▶ [Goal]
Return all entries word for word, but drop any images.

▶ [Entries provided]
━━━━━━━━
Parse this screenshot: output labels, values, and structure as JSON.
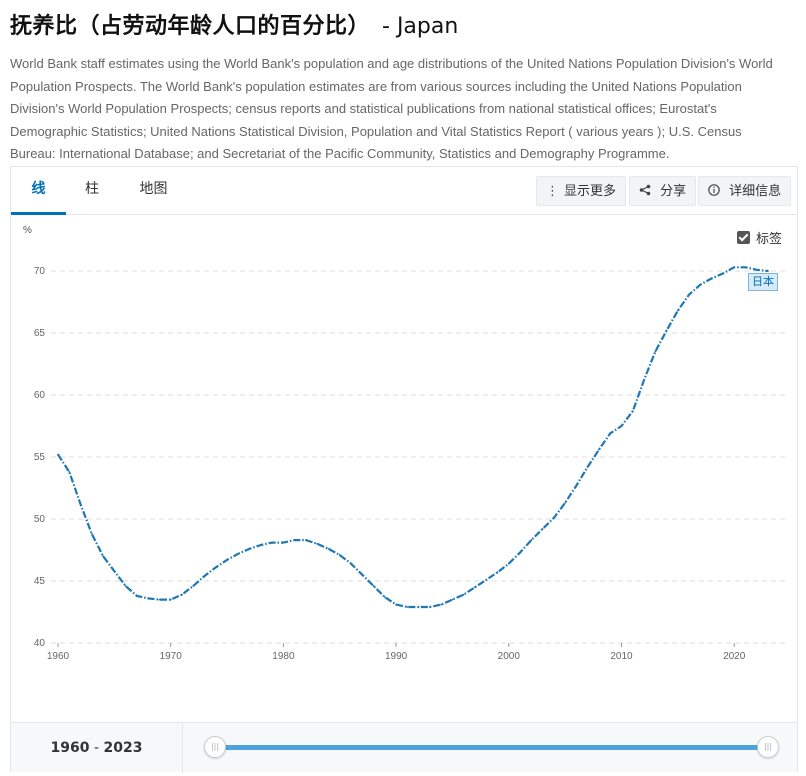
{
  "header": {
    "title": "抚养比（占劳动年龄人口的百分比）",
    "country": "- Japan",
    "description": "World Bank staff estimates using the World Bank's population and age distributions of the United Nations Population Division's World Population Prospects. The World Bank's population estimates are from various sources including the United Nations Population Division's World Population Prospects; census reports and statistical publications from national statistical offices; Eurostat's Demographic Statistics; United Nations Statistical Division, Population and Vital Statistics Report ( various years ); U.S. Census Bureau: International Database; and Secretariat of the Pacific Community, Statistics and Demography Programme."
  },
  "tabs": [
    {
      "label": "线",
      "active": true
    },
    {
      "label": "柱",
      "active": false
    },
    {
      "label": "地图",
      "active": false
    }
  ],
  "toolbar": {
    "more_label": "显示更多",
    "share_label": "分享",
    "details_label": "详细信息",
    "more_icon": "vertical-dots-icon",
    "share_icon": "share-icon",
    "details_icon": "info-icon"
  },
  "labels_toggle": {
    "label": "标签",
    "checked": true
  },
  "footer": {
    "range_start": "1960",
    "range_sep": " - ",
    "range_end": "2023"
  },
  "colors": {
    "accent": "#0071bc",
    "line": "#1f77b4",
    "slider": "#4da3dc"
  },
  "chart_data": {
    "type": "line",
    "ylabel": "%",
    "ylim": [
      40,
      70
    ],
    "xlim": [
      1960,
      2023
    ],
    "yticks": [
      40,
      45,
      50,
      55,
      60,
      65,
      70
    ],
    "xticks": [
      1960,
      1970,
      1980,
      1990,
      2000,
      2010,
      2020
    ],
    "grid": true,
    "series": [
      {
        "name": "日本",
        "x": [
          1960,
          1961,
          1962,
          1963,
          1964,
          1965,
          1966,
          1967,
          1968,
          1969,
          1970,
          1971,
          1972,
          1973,
          1974,
          1975,
          1976,
          1977,
          1978,
          1979,
          1980,
          1981,
          1982,
          1983,
          1984,
          1985,
          1986,
          1987,
          1988,
          1989,
          1990,
          1991,
          1992,
          1993,
          1994,
          1995,
          1996,
          1997,
          1998,
          1999,
          2000,
          2001,
          2002,
          2003,
          2004,
          2005,
          2006,
          2007,
          2008,
          2009,
          2010,
          2011,
          2012,
          2013,
          2014,
          2015,
          2016,
          2017,
          2018,
          2019,
          2020,
          2021,
          2022,
          2023
        ],
        "values": [
          55.2,
          53.8,
          51.2,
          48.8,
          47.0,
          45.8,
          44.6,
          43.8,
          43.6,
          43.5,
          43.5,
          43.9,
          44.6,
          45.4,
          46.1,
          46.7,
          47.2,
          47.6,
          47.9,
          48.1,
          48.1,
          48.3,
          48.3,
          48.0,
          47.6,
          47.1,
          46.4,
          45.5,
          44.6,
          43.7,
          43.1,
          42.9,
          42.9,
          42.9,
          43.1,
          43.5,
          43.9,
          44.5,
          45.1,
          45.7,
          46.4,
          47.3,
          48.3,
          49.2,
          50.1,
          51.3,
          52.7,
          54.2,
          55.6,
          56.9,
          57.5,
          58.7,
          61.2,
          63.5,
          65.2,
          66.8,
          68.1,
          68.9,
          69.4,
          69.8,
          70.3,
          70.3,
          70.1,
          70.0
        ]
      }
    ]
  }
}
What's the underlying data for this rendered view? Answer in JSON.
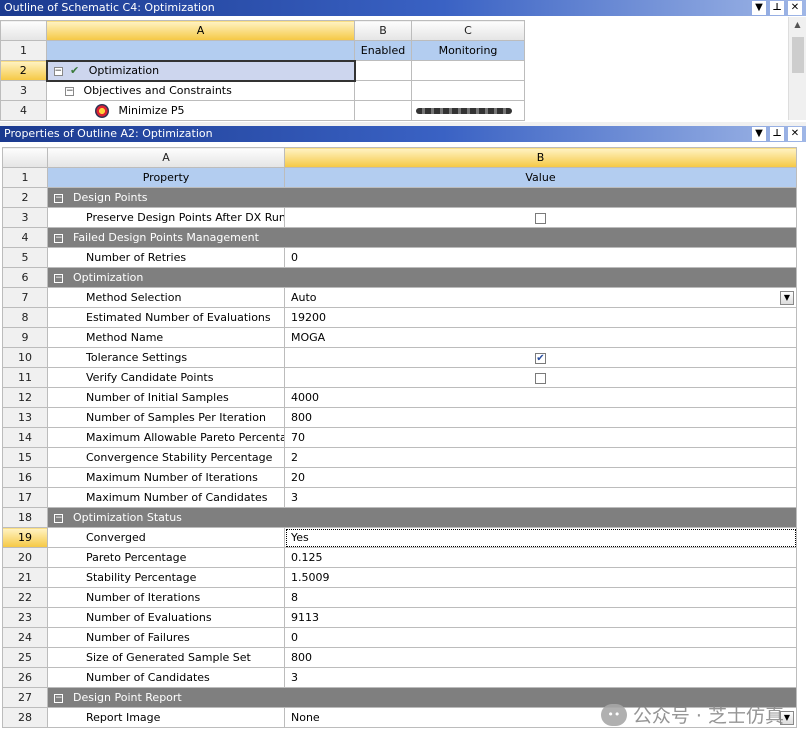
{
  "outline": {
    "title": "Outline of Schematic C4: Optimization",
    "col_letters": [
      "A",
      "B",
      "C"
    ],
    "header_row": {
      "num": "1",
      "b": "Enabled",
      "c": "Monitoring"
    },
    "rows": [
      {
        "num": "2",
        "label": "Optimization"
      },
      {
        "num": "3",
        "label": "Objectives and Constraints"
      },
      {
        "num": "4",
        "label": "Minimize P5"
      }
    ]
  },
  "properties": {
    "title": "Properties of Outline A2: Optimization",
    "col_letters": [
      "A",
      "B"
    ],
    "header_row": {
      "num": "1",
      "property": "Property",
      "value": "Value"
    },
    "rows": [
      {
        "num": "2",
        "type": "section",
        "label": "Design Points"
      },
      {
        "num": "3",
        "type": "checkbox",
        "label": "Preserve Design Points After DX Run",
        "checked": false
      },
      {
        "num": "4",
        "type": "section",
        "label": "Failed Design Points Management"
      },
      {
        "num": "5",
        "type": "text",
        "label": "Number of Retries",
        "value": "0"
      },
      {
        "num": "6",
        "type": "section",
        "label": "Optimization"
      },
      {
        "num": "7",
        "type": "dropdown",
        "label": "Method Selection",
        "value": "Auto"
      },
      {
        "num": "8",
        "type": "text",
        "label": "Estimated Number of Evaluations",
        "value": "19200"
      },
      {
        "num": "9",
        "type": "text",
        "label": "Method Name",
        "value": "MOGA"
      },
      {
        "num": "10",
        "type": "checkbox",
        "label": "Tolerance Settings",
        "checked": true
      },
      {
        "num": "11",
        "type": "checkbox",
        "label": "Verify Candidate Points",
        "checked": false
      },
      {
        "num": "12",
        "type": "text",
        "label": "Number of Initial Samples",
        "value": "4000"
      },
      {
        "num": "13",
        "type": "text",
        "label": "Number of Samples Per Iteration",
        "value": "800"
      },
      {
        "num": "14",
        "type": "text",
        "label": "Maximum Allowable Pareto Percentage",
        "value": "70"
      },
      {
        "num": "15",
        "type": "text",
        "label": "Convergence Stability Percentage",
        "value": "2"
      },
      {
        "num": "16",
        "type": "text",
        "label": "Maximum Number of Iterations",
        "value": "20"
      },
      {
        "num": "17",
        "type": "text",
        "label": "Maximum Number of Candidates",
        "value": "3"
      },
      {
        "num": "18",
        "type": "section",
        "label": "Optimization Status"
      },
      {
        "num": "19",
        "type": "text",
        "label": "Converged",
        "value": "Yes",
        "selected": true
      },
      {
        "num": "20",
        "type": "text",
        "label": "Pareto Percentage",
        "value": "0.125"
      },
      {
        "num": "21",
        "type": "text",
        "label": "Stability Percentage",
        "value": "1.5009"
      },
      {
        "num": "22",
        "type": "text",
        "label": "Number of Iterations",
        "value": "8"
      },
      {
        "num": "23",
        "type": "text",
        "label": "Number of Evaluations",
        "value": "9113"
      },
      {
        "num": "24",
        "type": "text",
        "label": "Number of Failures",
        "value": "0"
      },
      {
        "num": "25",
        "type": "text",
        "label": "Size of Generated Sample Set",
        "value": "800"
      },
      {
        "num": "26",
        "type": "text",
        "label": "Number of Candidates",
        "value": "3"
      },
      {
        "num": "27",
        "type": "section",
        "label": "Design Point Report"
      },
      {
        "num": "28",
        "type": "dropdown",
        "label": "Report Image",
        "value": "None"
      }
    ]
  },
  "window_buttons": {
    "dropdown": "▼",
    "pin": "⊥",
    "close": "✕"
  },
  "watermark": "公众号 · 芝士仿真",
  "icons": {
    "check": "check-icon",
    "collapse": "minus-box-icon",
    "goal": "goal-icon"
  },
  "colors": {
    "section": "#7f7f7f",
    "header_blue": "#b3cdf0",
    "selected_header": "#f5c843",
    "title_bar": "#1b3a8f"
  }
}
━━━━━━━━
▶ [Solution to the exercise]
Parse this screenshot: output labels, values, and structure as JSON.
{
  "header": {
    "title": "抚养比（占劳动年龄人口的百分比）",
    "country": "- Japan",
    "description": "World Bank staff estimates using the World Bank's population and age distributions of the United Nations Population Division's World Population Prospects. The World Bank's population estimates are from various sources including the United Nations Population Division's World Population Prospects; census reports and statistical publications from national statistical offices; Eurostat's Demographic Statistics; United Nations Statistical Division, Population and Vital Statistics Report ( various years ); U.S. Census Bureau: International Database; and Secretariat of the Pacific Community, Statistics and Demography Programme."
  },
  "tabs": [
    {
      "label": "线",
      "active": true
    },
    {
      "label": "柱",
      "active": false
    },
    {
      "label": "地图",
      "active": false
    }
  ],
  "toolbar": {
    "more_label": "显示更多",
    "share_label": "分享",
    "details_label": "详细信息",
    "more_icon": "vertical-dots-icon",
    "share_icon": "share-icon",
    "details_icon": "info-icon"
  },
  "labels_toggle": {
    "label": "标签",
    "checked": true
  },
  "footer": {
    "range_start": "1960",
    "range_sep": " - ",
    "range_end": "2023"
  },
  "colors": {
    "accent": "#0071bc",
    "line": "#1f77b4",
    "slider": "#4da3dc"
  },
  "chart_data": {
    "type": "line",
    "ylabel": "%",
    "ylim": [
      40,
      70
    ],
    "xlim": [
      1960,
      2023
    ],
    "yticks": [
      40,
      45,
      50,
      55,
      60,
      65,
      70
    ],
    "xticks": [
      1960,
      1970,
      1980,
      1990,
      2000,
      2010,
      2020
    ],
    "grid": true,
    "series": [
      {
        "name": "日本",
        "x": [
          1960,
          1961,
          1962,
          1963,
          1964,
          1965,
          1966,
          1967,
          1968,
          1969,
          1970,
          1971,
          1972,
          1973,
          1974,
          1975,
          1976,
          1977,
          1978,
          1979,
          1980,
          1981,
          1982,
          1983,
          1984,
          1985,
          1986,
          1987,
          1988,
          1989,
          1990,
          1991,
          1992,
          1993,
          1994,
          1995,
          1996,
          1997,
          1998,
          1999,
          2000,
          2001,
          2002,
          2003,
          2004,
          2005,
          2006,
          2007,
          2008,
          2009,
          2010,
          2011,
          2012,
          2013,
          2014,
          2015,
          2016,
          2017,
          2018,
          2019,
          2020,
          2021,
          2022,
          2023
        ],
        "values": [
          55.2,
          53.8,
          51.2,
          48.8,
          47.0,
          45.8,
          44.6,
          43.8,
          43.6,
          43.5,
          43.5,
          43.9,
          44.6,
          45.4,
          46.1,
          46.7,
          47.2,
          47.6,
          47.9,
          48.1,
          48.1,
          48.3,
          48.3,
          48.0,
          47.6,
          47.1,
          46.4,
          45.5,
          44.6,
          43.7,
          43.1,
          42.9,
          42.9,
          42.9,
          43.1,
          43.5,
          43.9,
          44.5,
          45.1,
          45.7,
          46.4,
          47.3,
          48.3,
          49.2,
          50.1,
          51.3,
          52.7,
          54.2,
          55.6,
          56.9,
          57.5,
          58.7,
          61.2,
          63.5,
          65.2,
          66.8,
          68.1,
          68.9,
          69.4,
          69.8,
          70.3,
          70.3,
          70.1,
          70.0
        ]
      }
    ]
  }
}
What's the underlying data for this rendered view? Answer in JSON.
{
  "outline": {
    "title": "Outline of Schematic C4: Optimization",
    "col_letters": [
      "A",
      "B",
      "C"
    ],
    "header_row": {
      "num": "1",
      "b": "Enabled",
      "c": "Monitoring"
    },
    "rows": [
      {
        "num": "2",
        "label": "Optimization"
      },
      {
        "num": "3",
        "label": "Objectives and Constraints"
      },
      {
        "num": "4",
        "label": "Minimize P5"
      }
    ]
  },
  "properties": {
    "title": "Properties of Outline A2: Optimization",
    "col_letters": [
      "A",
      "B"
    ],
    "header_row": {
      "num": "1",
      "property": "Property",
      "value": "Value"
    },
    "rows": [
      {
        "num": "2",
        "type": "section",
        "label": "Design Points"
      },
      {
        "num": "3",
        "type": "checkbox",
        "label": "Preserve Design Points After DX Run",
        "checked": false
      },
      {
        "num": "4",
        "type": "section",
        "label": "Failed Design Points Management"
      },
      {
        "num": "5",
        "type": "text",
        "label": "Number of Retries",
        "value": "0"
      },
      {
        "num": "6",
        "type": "section",
        "label": "Optimization"
      },
      {
        "num": "7",
        "type": "dropdown",
        "label": "Method Selection",
        "value": "Auto"
      },
      {
        "num": "8",
        "type": "text",
        "label": "Estimated Number of Evaluations",
        "value": "19200"
      },
      {
        "num": "9",
        "type": "text",
        "label": "Method Name",
        "value": "MOGA"
      },
      {
        "num": "10",
        "type": "checkbox",
        "label": "Tolerance Settings",
        "checked": true
      },
      {
        "num": "11",
        "type": "checkbox",
        "label": "Verify Candidate Points",
        "checked": false
      },
      {
        "num": "12",
        "type": "text",
        "label": "Number of Initial Samples",
        "value": "4000"
      },
      {
        "num": "13",
        "type": "text",
        "label": "Number of Samples Per Iteration",
        "value": "800"
      },
      {
        "num": "14",
        "type": "text",
        "label": "Maximum Allowable Pareto Percentage",
        "value": "70"
      },
      {
        "num": "15",
        "type": "text",
        "label": "Convergence Stability Percentage",
        "value": "2"
      },
      {
        "num": "16",
        "type": "text",
        "label": "Maximum Number of Iterations",
        "value": "20"
      },
      {
        "num": "17",
        "type": "text",
        "label": "Maximum Number of Candidates",
        "value": "3"
      },
      {
        "num": "18",
        "type": "section",
        "label": "Optimization Status"
      },
      {
        "num": "19",
        "type": "text",
        "label": "Converged",
        "value": "Yes",
        "selected": true
      },
      {
        "num": "20",
        "type": "text",
        "label": "Pareto Percentage",
        "value": "0.125"
      },
      {
        "num": "21",
        "type": "text",
        "label": "Stability Percentage",
        "value": "1.5009"
      },
      {
        "num": "22",
        "type": "text",
        "label": "Number of Iterations",
        "value": "8"
      },
      {
        "num": "23",
        "type": "text",
        "label": "Number of Evaluations",
        "value": "9113"
      },
      {
        "num": "24",
        "type": "text",
        "label": "Number of Failures",
        "value": "0"
      },
      {
        "num": "25",
        "type": "text",
        "label": "Size of Generated Sample Set",
        "value": "800"
      },
      {
        "num": "26",
        "type": "text",
        "label": "Number of Candidates",
        "value": "3"
      },
      {
        "num": "27",
        "type": "section",
        "label": "Design Point Report"
      },
      {
        "num": "28",
        "type": "dropdown",
        "label": "Report Image",
        "value": "None"
      }
    ]
  },
  "window_buttons": {
    "dropdown": "▼",
    "pin": "⊥",
    "close": "✕"
  },
  "watermark": "公众号 · 芝士仿真",
  "icons": {
    "check": "check-icon",
    "collapse": "minus-box-icon",
    "goal": "goal-icon"
  },
  "colors": {
    "section": "#7f7f7f",
    "header_blue": "#b3cdf0",
    "selected_header": "#f5c843",
    "title_bar": "#1b3a8f"
  }
}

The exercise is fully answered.